**TASK OBJECTIVE:**
How many lines in the entries below contain the string "median"? Reply with the count alone.

**Collected data entries:**
★ ★ ★ ★

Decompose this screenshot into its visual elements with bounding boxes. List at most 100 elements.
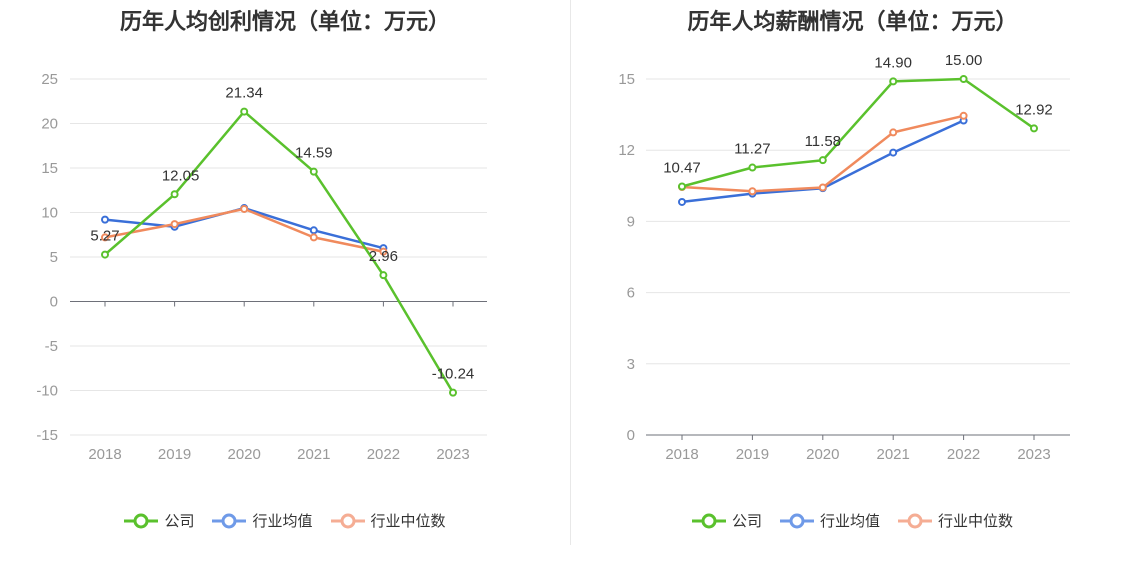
- legend-line-icon: [691, 513, 726, 528]
- series-line-company: [681, 77, 1035, 188]
- x-tick-label: 2021: [877, 446, 910, 463]
- profit-line-chart: 25 20 15 10 5 0 -5 -10 -15 2018 2019 2020 2021 2022 20…: [36, 71, 487, 463]
- data-point: [379, 271, 388, 280]
- data-label: 12.05: [162, 167, 200, 184]
- y-tick-label: 3: [627, 356, 635, 373]
- legend: 公司 行业均值 行业中位数: [571, 510, 1134, 531]
- data-label: 15.00: [945, 52, 983, 69]
- data-label: -10.24: [432, 366, 475, 383]
- x-tick-label: 2021: [297, 446, 330, 463]
- legend-line-icon: [212, 513, 247, 528]
- series-line-industry-median: [681, 114, 964, 193]
- y-tick-label: 12: [618, 142, 635, 159]
- data-point: [959, 111, 968, 120]
- data-point: [678, 182, 686, 191]
- x-tick-label: 2022: [367, 446, 400, 463]
- legend-item-industry-median[interactable]: 行业中位数: [330, 510, 446, 531]
- y-tick-label: 5: [50, 249, 58, 266]
- legend-marker: [133, 513, 149, 528]
- legend-marker: [907, 513, 923, 528]
- x-tick-label: 2020: [228, 446, 261, 463]
- data-point: [240, 107, 249, 116]
- legend-item-industry-median[interactable]: 行业中位数: [898, 510, 1013, 531]
- y-tick-label: 15: [41, 160, 58, 177]
- data-point: [101, 250, 109, 259]
- y-tick-label: 0: [50, 294, 58, 311]
- x-tick-label: 2023: [1017, 446, 1050, 463]
- data-point: [170, 190, 179, 199]
- legend-label: 行业中位数: [938, 513, 1014, 530]
- legend-item-industry-avg[interactable]: 行业均值: [212, 510, 313, 531]
- data-point: [1030, 124, 1038, 133]
- legend-marker: [221, 513, 237, 528]
- y-tick-label: -5: [45, 338, 58, 355]
- chart-title: 历年人均薪酬情况（单位：万元）: [687, 9, 1018, 34]
- data-point: [379, 247, 388, 256]
- data-point: [309, 167, 318, 176]
- x-tick-label: 2019: [736, 446, 769, 463]
- data-label: 10.47: [663, 160, 701, 177]
- data-label: 11.27: [734, 141, 770, 158]
- legend-line-icon: [124, 513, 159, 528]
- data-point: [101, 215, 109, 224]
- y-tick-label: -15: [36, 427, 58, 444]
- series-line-company: [104, 110, 455, 394]
- data-label: 12.92: [1015, 101, 1053, 118]
- series-line-industry-median: [104, 207, 384, 253]
- chart-panel-profit: 历年人均创利情况（单位：万元） 25 20 15 10 5 0 -5 -10 -15 2018 20…: [0, 9, 570, 531]
- data-point: [748, 187, 757, 196]
- y-tick-label: 0: [627, 427, 635, 444]
- legend-label: 行业均值: [819, 513, 880, 530]
- data-label: 21.34: [225, 85, 263, 102]
- legend-line-icon: [779, 513, 814, 528]
- legend-label: 行业中位数: [370, 513, 446, 530]
- data-point: [101, 233, 109, 242]
- y-tick-label: -10: [36, 383, 58, 400]
- x-tick-label: 2018: [88, 446, 121, 463]
- legend-item-industry-avg[interactable]: 行业均值: [779, 510, 880, 531]
- data-label: 2.96: [369, 248, 398, 265]
- legend-line-icon: [330, 513, 365, 528]
- y-tick-label: 10: [41, 205, 58, 222]
- legend-label: 行业均值: [252, 513, 313, 530]
- y-tick-label: 15: [618, 71, 635, 88]
- data-label: 14.90: [874, 54, 912, 71]
- x-tick-label: 2022: [947, 446, 980, 463]
- y-tick-label: 6: [627, 285, 635, 302]
- x-tick-label: 2023: [436, 446, 469, 463]
- x-tick-label: 2020: [806, 446, 839, 463]
- data-point: [818, 183, 827, 192]
- data-point: [678, 197, 686, 206]
- legend-label: 公司: [731, 513, 762, 530]
- data-point: [170, 220, 179, 229]
- legend-item-company[interactable]: 公司: [691, 510, 762, 531]
- legend-line-icon: [898, 513, 932, 528]
- legend-marker: [789, 513, 805, 528]
- y-tick-label: 20: [41, 116, 58, 133]
- legend-marker: [340, 513, 355, 528]
- data-point: [748, 163, 757, 172]
- legend-item-company[interactable]: 公司: [124, 510, 194, 531]
- panel-divider: [570, 0, 571, 545]
- data-point: [309, 233, 318, 242]
- data-point: [309, 226, 318, 235]
- x-tick-label: 2018: [665, 446, 698, 463]
- y-tick-label: 9: [627, 213, 635, 230]
- data-label: 5.27: [90, 228, 119, 245]
- data-label: 11.58: [805, 133, 841, 150]
- data-point: [889, 128, 898, 137]
- legend: 公司 行业均值 行业中位数: [0, 510, 570, 531]
- data-point: [889, 77, 898, 86]
- legend-label: 公司: [164, 513, 195, 530]
- data-point: [959, 75, 968, 83]
- y-tick-label: 25: [41, 71, 58, 88]
- data-point: [889, 148, 898, 157]
- data-point: [449, 388, 457, 397]
- data-point: [240, 204, 249, 213]
- chart-panel-salary: 历年人均薪酬情况（单位：万元） 15 12 9 6 3 0 2018 2019 2020 2021…: [571, 0, 1134, 582]
- x-tick-label: 2019: [158, 446, 191, 463]
- data-label: 14.59: [295, 145, 333, 162]
- data-point: [818, 156, 827, 165]
- chart-title: 历年人均创利情况（单位：万元）: [119, 9, 450, 34]
- salary-line-chart: 15 12 9 6 3 0 2018 2019 2020 2021 2022 2023 10.47 11.…: [618, 52, 1070, 463]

★ ★ ★ ★

**CORRECT RESULT:**
4